WRITTEN TASK:
Set all the material down again unchanged, without the pictures.

☆ ☆ ☆ ☆ ☆

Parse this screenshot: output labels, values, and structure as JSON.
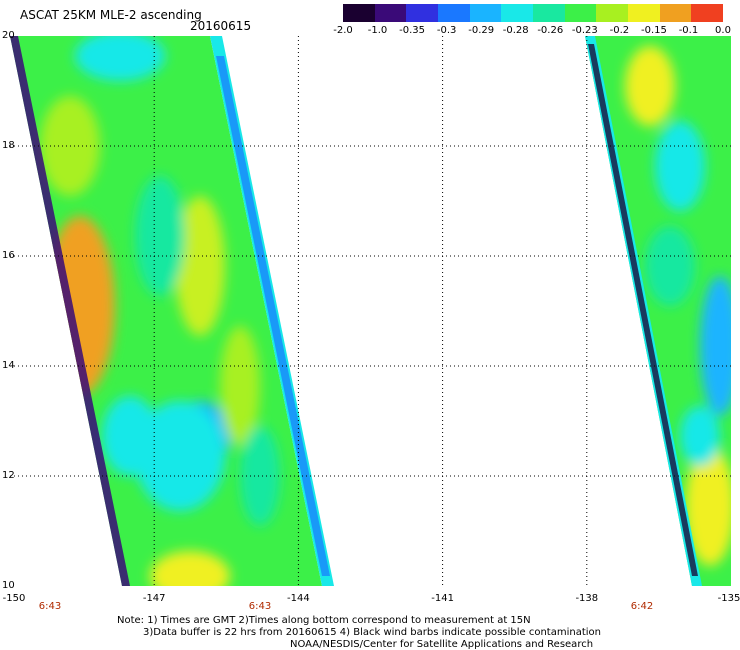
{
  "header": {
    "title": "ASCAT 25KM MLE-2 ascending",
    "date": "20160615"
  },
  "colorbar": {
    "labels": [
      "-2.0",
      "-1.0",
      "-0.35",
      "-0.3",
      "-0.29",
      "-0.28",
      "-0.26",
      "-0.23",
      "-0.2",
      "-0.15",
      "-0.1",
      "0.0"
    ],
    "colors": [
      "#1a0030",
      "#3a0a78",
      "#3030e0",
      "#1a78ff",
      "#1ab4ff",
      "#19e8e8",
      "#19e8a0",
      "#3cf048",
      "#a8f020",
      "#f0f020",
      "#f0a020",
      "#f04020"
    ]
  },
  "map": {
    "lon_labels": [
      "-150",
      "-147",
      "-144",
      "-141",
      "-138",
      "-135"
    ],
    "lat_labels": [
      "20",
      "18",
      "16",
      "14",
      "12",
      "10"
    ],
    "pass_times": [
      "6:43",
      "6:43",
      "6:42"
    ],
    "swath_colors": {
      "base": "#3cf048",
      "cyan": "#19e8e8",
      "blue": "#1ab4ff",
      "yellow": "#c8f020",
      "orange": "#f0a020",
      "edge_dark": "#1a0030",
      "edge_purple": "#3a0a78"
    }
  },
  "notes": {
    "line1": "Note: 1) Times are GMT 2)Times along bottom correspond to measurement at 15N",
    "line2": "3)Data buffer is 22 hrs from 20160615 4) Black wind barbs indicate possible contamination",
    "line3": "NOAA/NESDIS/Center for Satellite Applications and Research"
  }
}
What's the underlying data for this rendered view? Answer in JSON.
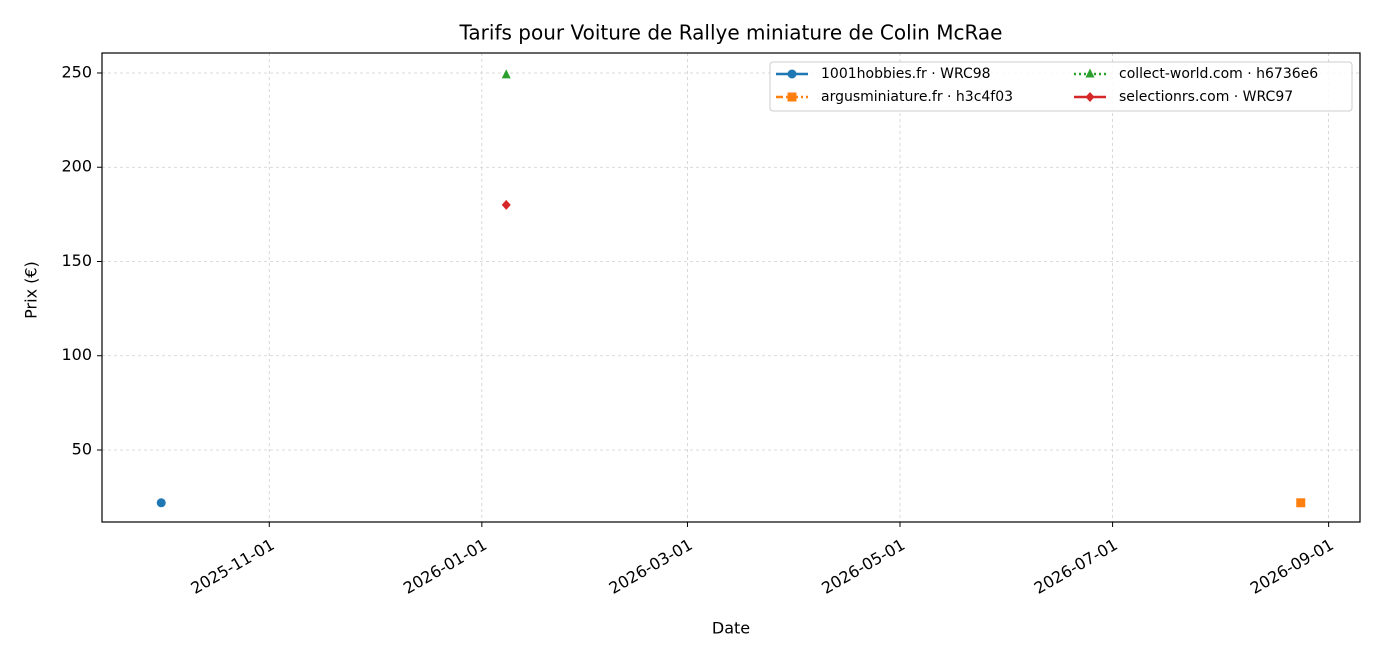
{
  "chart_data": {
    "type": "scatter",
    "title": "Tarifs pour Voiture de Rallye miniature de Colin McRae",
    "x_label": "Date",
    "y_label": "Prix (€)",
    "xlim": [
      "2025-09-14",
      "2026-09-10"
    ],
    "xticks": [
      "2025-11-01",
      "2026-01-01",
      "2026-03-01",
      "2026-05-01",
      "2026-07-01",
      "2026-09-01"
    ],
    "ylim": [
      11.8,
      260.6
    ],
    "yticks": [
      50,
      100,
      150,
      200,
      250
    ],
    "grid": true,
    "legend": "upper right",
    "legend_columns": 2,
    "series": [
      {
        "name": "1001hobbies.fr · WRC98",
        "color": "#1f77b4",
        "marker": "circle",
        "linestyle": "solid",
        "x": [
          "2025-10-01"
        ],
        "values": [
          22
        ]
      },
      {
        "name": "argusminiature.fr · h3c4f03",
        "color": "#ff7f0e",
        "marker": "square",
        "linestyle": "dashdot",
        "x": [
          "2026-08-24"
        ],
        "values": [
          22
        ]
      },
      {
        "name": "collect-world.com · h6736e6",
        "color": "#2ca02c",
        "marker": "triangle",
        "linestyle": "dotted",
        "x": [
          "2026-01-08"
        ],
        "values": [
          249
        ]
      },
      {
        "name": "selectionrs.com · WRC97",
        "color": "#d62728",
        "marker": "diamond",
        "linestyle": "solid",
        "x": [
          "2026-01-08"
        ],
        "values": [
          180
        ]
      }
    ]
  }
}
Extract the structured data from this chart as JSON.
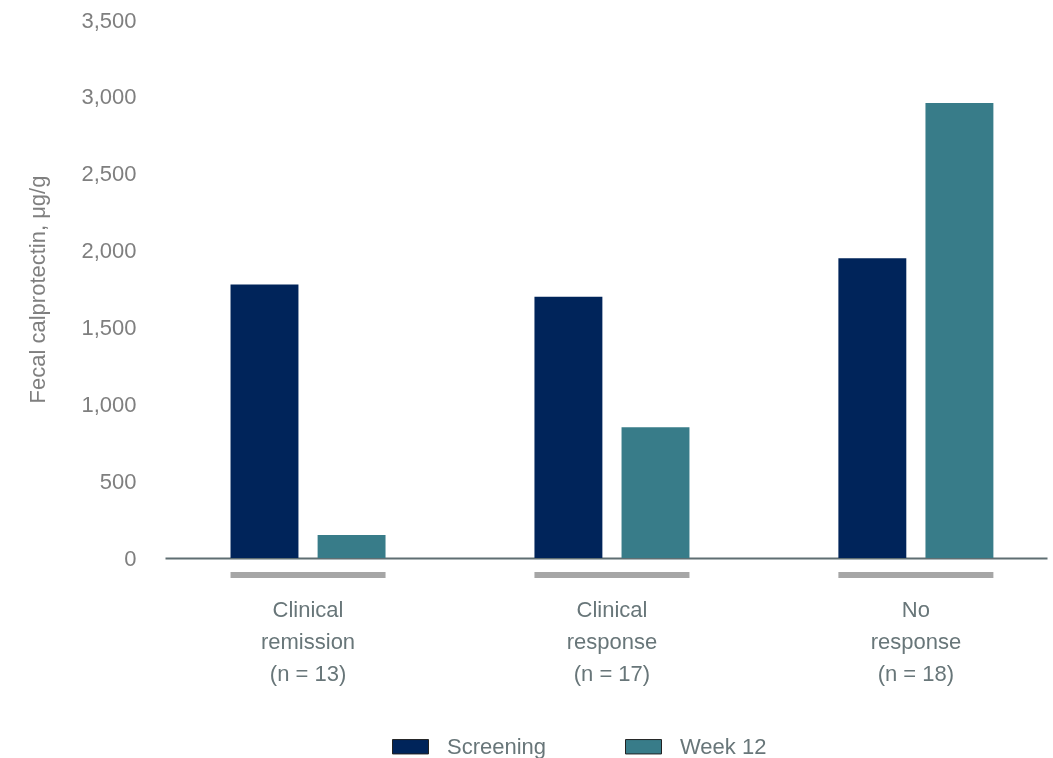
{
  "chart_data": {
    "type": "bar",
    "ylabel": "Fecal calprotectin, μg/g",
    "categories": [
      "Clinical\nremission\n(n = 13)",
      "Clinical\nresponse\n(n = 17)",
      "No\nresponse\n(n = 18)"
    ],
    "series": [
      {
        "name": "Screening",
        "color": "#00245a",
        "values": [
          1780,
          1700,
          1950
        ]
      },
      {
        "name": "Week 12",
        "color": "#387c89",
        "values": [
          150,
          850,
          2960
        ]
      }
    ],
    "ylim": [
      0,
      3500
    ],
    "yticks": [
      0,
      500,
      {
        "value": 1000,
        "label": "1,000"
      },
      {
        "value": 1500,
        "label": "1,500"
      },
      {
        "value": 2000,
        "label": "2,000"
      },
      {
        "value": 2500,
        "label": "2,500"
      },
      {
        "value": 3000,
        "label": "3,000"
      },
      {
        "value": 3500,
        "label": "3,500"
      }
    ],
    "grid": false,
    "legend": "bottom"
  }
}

☆ ☆ ☆ ☆ ☆

ANSWER TO THIS TASK:
Parse this screenshot: output labels, values, and structure as JSON.
{
  "header": {
    "title": "ASCAT 25KM MLE-2 ascending",
    "date": "20160615"
  },
  "colorbar": {
    "labels": [
      "-2.0",
      "-1.0",
      "-0.35",
      "-0.3",
      "-0.29",
      "-0.28",
      "-0.26",
      "-0.23",
      "-0.2",
      "-0.15",
      "-0.1",
      "0.0"
    ],
    "colors": [
      "#1a0030",
      "#3a0a78",
      "#3030e0",
      "#1a78ff",
      "#1ab4ff",
      "#19e8e8",
      "#19e8a0",
      "#3cf048",
      "#a8f020",
      "#f0f020",
      "#f0a020",
      "#f04020"
    ]
  },
  "map": {
    "lon_labels": [
      "-150",
      "-147",
      "-144",
      "-141",
      "-138",
      "-135"
    ],
    "lat_labels": [
      "20",
      "18",
      "16",
      "14",
      "12",
      "10"
    ],
    "pass_times": [
      "6:43",
      "6:43",
      "6:42"
    ],
    "swath_colors": {
      "base": "#3cf048",
      "cyan": "#19e8e8",
      "blue": "#1ab4ff",
      "yellow": "#c8f020",
      "orange": "#f0a020",
      "edge_dark": "#1a0030",
      "edge_purple": "#3a0a78"
    }
  },
  "notes": {
    "line1": "Note: 1) Times are GMT 2)Times along bottom correspond to measurement at 15N",
    "line2": "3)Data buffer is 22 hrs from 20160615 4) Black wind barbs indicate possible contamination",
    "line3": "NOAA/NESDIS/Center for Satellite Applications and Research"
  }
}
What's the underlying data for this rendered view? Answer in JSON.
{
  "chart_data": {
    "type": "scatter",
    "title": "Tarifs pour Voiture de Rallye miniature de Colin McRae",
    "x_label": "Date",
    "y_label": "Prix (€)",
    "xlim": [
      "2025-09-14",
      "2026-09-10"
    ],
    "xticks": [
      "2025-11-01",
      "2026-01-01",
      "2026-03-01",
      "2026-05-01",
      "2026-07-01",
      "2026-09-01"
    ],
    "ylim": [
      11.8,
      260.6
    ],
    "yticks": [
      50,
      100,
      150,
      200,
      250
    ],
    "grid": true,
    "legend": "upper right",
    "legend_columns": 2,
    "series": [
      {
        "name": "1001hobbies.fr · WRC98",
        "color": "#1f77b4",
        "marker": "circle",
        "linestyle": "solid",
        "x": [
          "2025-10-01"
        ],
        "values": [
          22
        ]
      },
      {
        "name": "argusminiature.fr · h3c4f03",
        "color": "#ff7f0e",
        "marker": "square",
        "linestyle": "dashdot",
        "x": [
          "2026-08-24"
        ],
        "values": [
          22
        ]
      },
      {
        "name": "collect-world.com · h6736e6",
        "color": "#2ca02c",
        "marker": "triangle",
        "linestyle": "dotted",
        "x": [
          "2026-01-08"
        ],
        "values": [
          249
        ]
      },
      {
        "name": "selectionrs.com · WRC97",
        "color": "#d62728",
        "marker": "diamond",
        "linestyle": "solid",
        "x": [
          "2026-01-08"
        ],
        "values": [
          180
        ]
      }
    ]
  }
}
Extract the structured data from this chart as JSON.
{
  "chart_data": {
    "type": "bar",
    "ylabel": "Fecal calprotectin, μg/g",
    "categories": [
      "Clinical\nremission\n(n = 13)",
      "Clinical\nresponse\n(n = 17)",
      "No\nresponse\n(n = 18)"
    ],
    "series": [
      {
        "name": "Screening",
        "color": "#00245a",
        "values": [
          1780,
          1700,
          1950
        ]
      },
      {
        "name": "Week 12",
        "color": "#387c89",
        "values": [
          150,
          850,
          2960
        ]
      }
    ],
    "ylim": [
      0,
      3500
    ],
    "yticks": [
      0,
      500,
      {
        "value": 1000,
        "label": "1,000"
      },
      {
        "value": 1500,
        "label": "1,500"
      },
      {
        "value": 2000,
        "label": "2,000"
      },
      {
        "value": 2500,
        "label": "2,500"
      },
      {
        "value": 3000,
        "label": "3,000"
      },
      {
        "value": 3500,
        "label": "3,500"
      }
    ],
    "grid": false,
    "legend": "bottom"
  }
}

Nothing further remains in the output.